> [Exercise prompt]:
Count every line of the listing where the string "Prof" occurs, and reply with the count alone.

----- Raw data

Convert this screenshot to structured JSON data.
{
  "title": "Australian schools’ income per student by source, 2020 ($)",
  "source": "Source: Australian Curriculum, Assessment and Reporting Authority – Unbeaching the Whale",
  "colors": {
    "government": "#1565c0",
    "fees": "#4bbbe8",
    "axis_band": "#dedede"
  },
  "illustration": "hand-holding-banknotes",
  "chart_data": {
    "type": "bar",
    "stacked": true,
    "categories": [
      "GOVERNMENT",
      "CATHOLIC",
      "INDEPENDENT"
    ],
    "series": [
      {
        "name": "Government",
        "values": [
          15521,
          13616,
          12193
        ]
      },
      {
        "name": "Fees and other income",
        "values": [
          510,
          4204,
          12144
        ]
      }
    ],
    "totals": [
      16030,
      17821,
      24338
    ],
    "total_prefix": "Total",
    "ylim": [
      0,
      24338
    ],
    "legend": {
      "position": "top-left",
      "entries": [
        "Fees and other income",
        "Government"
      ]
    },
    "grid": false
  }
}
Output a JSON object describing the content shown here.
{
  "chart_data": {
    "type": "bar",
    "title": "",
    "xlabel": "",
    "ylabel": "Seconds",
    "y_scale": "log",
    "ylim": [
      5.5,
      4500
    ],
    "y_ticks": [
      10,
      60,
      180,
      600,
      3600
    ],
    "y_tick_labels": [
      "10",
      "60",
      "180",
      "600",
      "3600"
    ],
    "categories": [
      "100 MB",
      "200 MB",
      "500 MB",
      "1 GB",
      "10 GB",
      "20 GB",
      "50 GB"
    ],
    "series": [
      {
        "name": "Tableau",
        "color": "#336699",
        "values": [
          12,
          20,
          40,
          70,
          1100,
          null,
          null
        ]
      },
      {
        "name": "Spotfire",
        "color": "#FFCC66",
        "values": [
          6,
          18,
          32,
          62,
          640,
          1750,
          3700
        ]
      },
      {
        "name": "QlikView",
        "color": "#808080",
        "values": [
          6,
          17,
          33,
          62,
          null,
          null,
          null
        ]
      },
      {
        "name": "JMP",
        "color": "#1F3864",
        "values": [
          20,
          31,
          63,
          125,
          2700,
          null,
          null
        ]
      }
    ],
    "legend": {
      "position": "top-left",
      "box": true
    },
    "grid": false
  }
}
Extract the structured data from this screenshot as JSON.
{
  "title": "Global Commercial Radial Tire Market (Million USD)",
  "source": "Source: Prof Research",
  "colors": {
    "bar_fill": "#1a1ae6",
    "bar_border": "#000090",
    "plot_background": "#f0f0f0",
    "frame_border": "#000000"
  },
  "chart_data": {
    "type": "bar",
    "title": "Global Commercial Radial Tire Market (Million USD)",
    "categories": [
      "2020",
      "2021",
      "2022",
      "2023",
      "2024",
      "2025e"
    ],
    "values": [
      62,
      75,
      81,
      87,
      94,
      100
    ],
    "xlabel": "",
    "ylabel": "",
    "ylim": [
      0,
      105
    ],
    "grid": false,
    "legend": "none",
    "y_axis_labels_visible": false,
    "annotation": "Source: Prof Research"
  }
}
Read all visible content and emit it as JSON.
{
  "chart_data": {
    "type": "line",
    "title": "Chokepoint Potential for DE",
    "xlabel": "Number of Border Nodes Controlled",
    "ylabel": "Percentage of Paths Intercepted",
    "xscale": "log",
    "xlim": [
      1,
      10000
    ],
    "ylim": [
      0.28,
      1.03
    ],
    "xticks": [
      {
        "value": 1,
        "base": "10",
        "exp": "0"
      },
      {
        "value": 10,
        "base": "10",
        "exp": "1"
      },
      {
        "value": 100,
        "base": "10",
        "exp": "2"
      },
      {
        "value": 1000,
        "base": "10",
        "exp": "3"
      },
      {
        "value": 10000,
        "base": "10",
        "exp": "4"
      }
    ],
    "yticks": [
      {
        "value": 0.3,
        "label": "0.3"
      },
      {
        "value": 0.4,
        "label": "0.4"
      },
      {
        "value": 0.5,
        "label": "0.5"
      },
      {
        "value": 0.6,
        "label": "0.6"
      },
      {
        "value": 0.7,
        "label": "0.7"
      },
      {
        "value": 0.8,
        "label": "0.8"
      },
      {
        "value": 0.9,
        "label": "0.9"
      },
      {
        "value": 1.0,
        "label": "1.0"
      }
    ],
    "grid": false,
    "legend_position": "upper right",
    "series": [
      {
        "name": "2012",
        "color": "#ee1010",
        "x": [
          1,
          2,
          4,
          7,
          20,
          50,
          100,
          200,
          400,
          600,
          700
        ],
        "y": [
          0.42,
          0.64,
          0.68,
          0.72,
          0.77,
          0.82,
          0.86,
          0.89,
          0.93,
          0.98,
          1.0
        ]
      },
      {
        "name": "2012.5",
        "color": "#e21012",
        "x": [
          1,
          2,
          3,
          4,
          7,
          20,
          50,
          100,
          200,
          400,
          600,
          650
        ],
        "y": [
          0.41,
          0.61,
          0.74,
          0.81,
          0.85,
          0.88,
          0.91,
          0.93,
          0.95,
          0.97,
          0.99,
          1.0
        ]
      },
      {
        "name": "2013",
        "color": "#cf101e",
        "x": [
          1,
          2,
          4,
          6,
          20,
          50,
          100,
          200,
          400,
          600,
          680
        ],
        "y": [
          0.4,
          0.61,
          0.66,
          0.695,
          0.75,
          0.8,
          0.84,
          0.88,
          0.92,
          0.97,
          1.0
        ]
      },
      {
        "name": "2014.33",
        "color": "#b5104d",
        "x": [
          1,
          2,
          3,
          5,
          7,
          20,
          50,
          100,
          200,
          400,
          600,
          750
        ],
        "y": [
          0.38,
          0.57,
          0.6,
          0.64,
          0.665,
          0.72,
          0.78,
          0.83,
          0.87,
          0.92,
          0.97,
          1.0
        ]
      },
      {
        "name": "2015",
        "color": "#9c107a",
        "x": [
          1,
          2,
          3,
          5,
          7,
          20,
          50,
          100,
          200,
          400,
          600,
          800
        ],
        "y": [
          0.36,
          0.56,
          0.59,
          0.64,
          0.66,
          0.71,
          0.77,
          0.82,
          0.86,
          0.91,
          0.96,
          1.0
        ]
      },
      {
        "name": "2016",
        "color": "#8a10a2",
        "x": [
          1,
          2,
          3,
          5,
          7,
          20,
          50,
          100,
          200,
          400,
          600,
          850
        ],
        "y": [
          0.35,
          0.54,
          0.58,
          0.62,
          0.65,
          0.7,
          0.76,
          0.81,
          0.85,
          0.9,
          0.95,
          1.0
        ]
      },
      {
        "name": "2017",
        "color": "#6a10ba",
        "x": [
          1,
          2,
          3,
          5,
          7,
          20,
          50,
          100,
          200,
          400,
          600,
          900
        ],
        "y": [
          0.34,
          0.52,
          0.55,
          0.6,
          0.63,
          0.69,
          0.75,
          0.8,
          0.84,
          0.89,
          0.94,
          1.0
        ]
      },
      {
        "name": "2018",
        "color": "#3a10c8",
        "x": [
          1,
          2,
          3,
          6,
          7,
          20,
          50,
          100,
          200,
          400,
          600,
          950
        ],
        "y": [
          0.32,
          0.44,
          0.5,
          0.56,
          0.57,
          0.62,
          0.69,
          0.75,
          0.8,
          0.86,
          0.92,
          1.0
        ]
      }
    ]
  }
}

----------

> [Output for this task]:
2